◆ Objective:
Can you edit the entries below so that every "arrowhead" reads "arrow tip", leaving everything else unchanged?

Entries in a dataset
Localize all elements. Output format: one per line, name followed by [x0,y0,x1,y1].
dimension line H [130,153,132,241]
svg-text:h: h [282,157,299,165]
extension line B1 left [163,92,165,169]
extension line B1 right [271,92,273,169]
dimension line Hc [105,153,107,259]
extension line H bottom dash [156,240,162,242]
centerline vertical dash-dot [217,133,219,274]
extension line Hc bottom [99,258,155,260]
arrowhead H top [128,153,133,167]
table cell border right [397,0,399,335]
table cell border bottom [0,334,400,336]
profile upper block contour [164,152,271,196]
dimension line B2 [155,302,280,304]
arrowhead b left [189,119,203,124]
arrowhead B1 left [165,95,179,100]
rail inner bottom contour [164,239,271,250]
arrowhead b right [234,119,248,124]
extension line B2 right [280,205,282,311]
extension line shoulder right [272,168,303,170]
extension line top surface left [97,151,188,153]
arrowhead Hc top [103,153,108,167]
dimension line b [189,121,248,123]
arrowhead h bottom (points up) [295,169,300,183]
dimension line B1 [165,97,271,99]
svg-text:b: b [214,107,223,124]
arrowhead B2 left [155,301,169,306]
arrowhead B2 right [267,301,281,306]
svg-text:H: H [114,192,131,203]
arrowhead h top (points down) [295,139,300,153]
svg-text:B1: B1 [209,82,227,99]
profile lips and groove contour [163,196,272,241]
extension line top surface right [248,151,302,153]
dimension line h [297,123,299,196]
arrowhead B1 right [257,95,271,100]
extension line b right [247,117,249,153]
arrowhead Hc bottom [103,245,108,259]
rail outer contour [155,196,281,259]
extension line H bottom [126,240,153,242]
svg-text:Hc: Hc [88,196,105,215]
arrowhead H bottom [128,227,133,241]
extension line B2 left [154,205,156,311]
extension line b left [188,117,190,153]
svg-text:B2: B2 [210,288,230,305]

◆ Output for this exercise:
Localize all elements. Output format: one per line, name followed by [x0,y0,x1,y1].
dimension line H [130,153,132,241]
svg-text:h: h [282,157,299,165]
extension line B1 left [163,92,165,169]
extension line B1 right [271,92,273,169]
dimension line Hc [105,153,107,259]
extension line H bottom dash [156,240,162,242]
centerline vertical dash-dot [217,133,219,274]
extension line Hc bottom [99,258,155,260]
arrow tip H top [128,153,133,167]
table cell border right [397,0,399,335]
table cell border bottom [0,334,400,336]
profile upper block contour [164,152,271,196]
dimension line B2 [155,302,280,304]
arrow tip b left [189,119,203,124]
arrow tip B1 left [165,95,179,100]
rail inner bottom contour [164,239,271,250]
arrow tip b right [234,119,248,124]
extension line B2 right [280,205,282,311]
extension line shoulder right [272,168,303,170]
extension line top surface left [97,151,188,153]
arrow tip Hc top [103,153,108,167]
dimension line b [189,121,248,123]
arrow tip h bottom (points up) [295,169,300,183]
dimension line B1 [165,97,271,99]
svg-text:b: b [214,107,223,124]
arrow tip B2 left [155,301,169,306]
arrow tip B2 right [267,301,281,306]
svg-text:H: H [114,192,131,203]
arrow tip h top (points down) [295,139,300,153]
svg-text:B1: B1 [209,82,227,99]
profile lips and groove contour [163,196,272,241]
extension line top surface right [248,151,302,153]
dimension line h [297,123,299,196]
arrow tip B1 right [257,95,271,100]
extension line b right [247,117,249,153]
arrow tip Hc bottom [103,245,108,259]
rail outer contour [155,196,281,259]
extension line H bottom [126,240,153,242]
svg-text:Hc: Hc [88,196,105,215]
arrow tip H bottom [128,227,133,241]
extension line B2 left [154,205,156,311]
extension line b left [188,117,190,153]
svg-text:B2: B2 [210,288,230,305]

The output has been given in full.